[Stored data entries]
------------

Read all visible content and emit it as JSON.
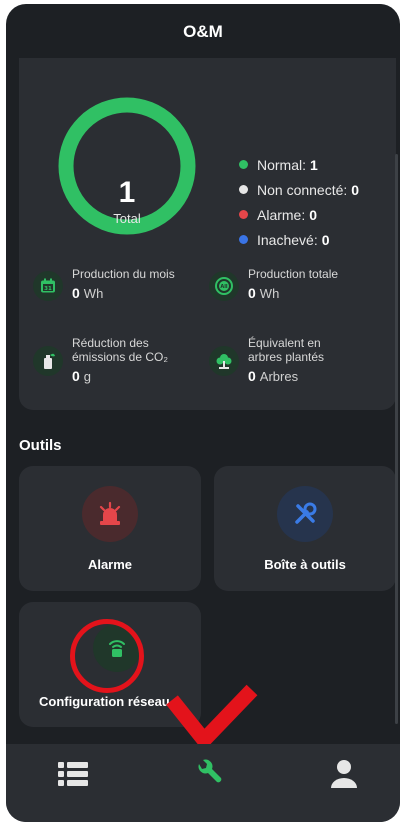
{
  "header": {
    "title": "O&M"
  },
  "summary": {
    "total_value": "1",
    "total_label": "Total",
    "legend": [
      {
        "label": "Normal:",
        "value": "1",
        "color": "#30c064"
      },
      {
        "label": "Non connecté:",
        "value": "0",
        "color": "#e6e6e6"
      },
      {
        "label": "Alarme:",
        "value": "0",
        "color": "#e5464a"
      },
      {
        "label": "Inachevé:",
        "value": "0",
        "color": "#3a74e6"
      }
    ],
    "metrics": [
      {
        "label_lines": [
          "Production du mois"
        ],
        "value": "0",
        "unit": "Wh",
        "icon": "calendar-icon"
      },
      {
        "label_lines": [
          "Production totale"
        ],
        "value": "0",
        "unit": "Wh",
        "icon": "total-energy-icon"
      },
      {
        "label_lines": [
          "Réduction des",
          "émissions de CO₂"
        ],
        "value": "0",
        "unit": "g",
        "icon": "co2-reduction-icon"
      },
      {
        "label_lines": [
          "Équivalent en",
          "arbres plantés"
        ],
        "value": "0",
        "unit": "Arbres",
        "icon": "tree-icon"
      }
    ]
  },
  "tools": {
    "section_title": "Outils",
    "items": [
      {
        "label": "Alarme",
        "icon": "alarm-siren-icon",
        "accent": "#e5464a"
      },
      {
        "label": "Boîte à outils",
        "icon": "toolbox-icon",
        "accent": "#3a7be6"
      },
      {
        "label": "Configuration réseau",
        "icon": "network-config-icon",
        "accent": "#30c064"
      }
    ]
  },
  "tabbar": {
    "items": [
      {
        "icon": "list-icon",
        "active": false
      },
      {
        "icon": "wrench-icon",
        "active": true
      },
      {
        "icon": "user-icon",
        "active": false
      }
    ]
  },
  "annotations": {
    "highlight_color": "#e3131b"
  }
}
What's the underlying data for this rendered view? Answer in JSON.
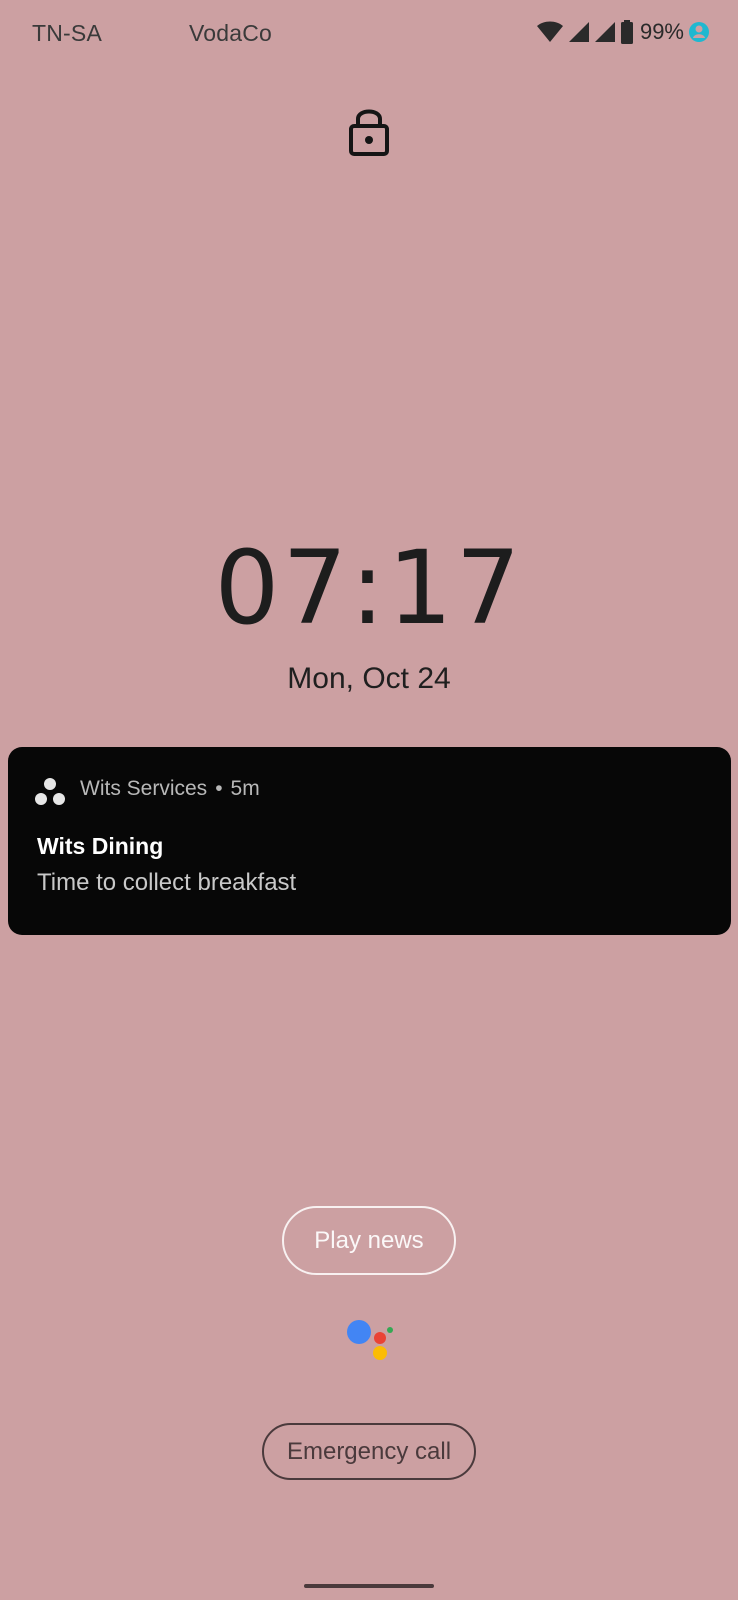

------------

• **Given request**
Your copy of the data should match it exactly, except that pictures are left out.

• **Expected answer**
Read all visible content and emit it as JSON.
{
  "header": {
    "title": "O&M"
  },
  "summary": {
    "total_value": "1",
    "total_label": "Total",
    "legend": [
      {
        "label": "Normal:",
        "value": "1",
        "color": "#30c064"
      },
      {
        "label": "Non connecté:",
        "value": "0",
        "color": "#e6e6e6"
      },
      {
        "label": "Alarme:",
        "value": "0",
        "color": "#e5464a"
      },
      {
        "label": "Inachevé:",
        "value": "0",
        "color": "#3a74e6"
      }
    ],
    "metrics": [
      {
        "label_lines": [
          "Production du mois"
        ],
        "value": "0",
        "unit": "Wh",
        "icon": "calendar-icon"
      },
      {
        "label_lines": [
          "Production totale"
        ],
        "value": "0",
        "unit": "Wh",
        "icon": "total-energy-icon"
      },
      {
        "label_lines": [
          "Réduction des",
          "émissions de CO₂"
        ],
        "value": "0",
        "unit": "g",
        "icon": "co2-reduction-icon"
      },
      {
        "label_lines": [
          "Équivalent en",
          "arbres plantés"
        ],
        "value": "0",
        "unit": "Arbres",
        "icon": "tree-icon"
      }
    ]
  },
  "tools": {
    "section_title": "Outils",
    "items": [
      {
        "label": "Alarme",
        "icon": "alarm-siren-icon",
        "accent": "#e5464a"
      },
      {
        "label": "Boîte à outils",
        "icon": "toolbox-icon",
        "accent": "#3a7be6"
      },
      {
        "label": "Configuration réseau",
        "icon": "network-config-icon",
        "accent": "#30c064"
      }
    ]
  },
  "tabbar": {
    "items": [
      {
        "icon": "list-icon",
        "active": false
      },
      {
        "icon": "wrench-icon",
        "active": true
      },
      {
        "icon": "user-icon",
        "active": false
      }
    ]
  },
  "annotations": {
    "highlight_color": "#e3131b"
  }
}
What's the underlying data for this rendered view? Answer in JSON.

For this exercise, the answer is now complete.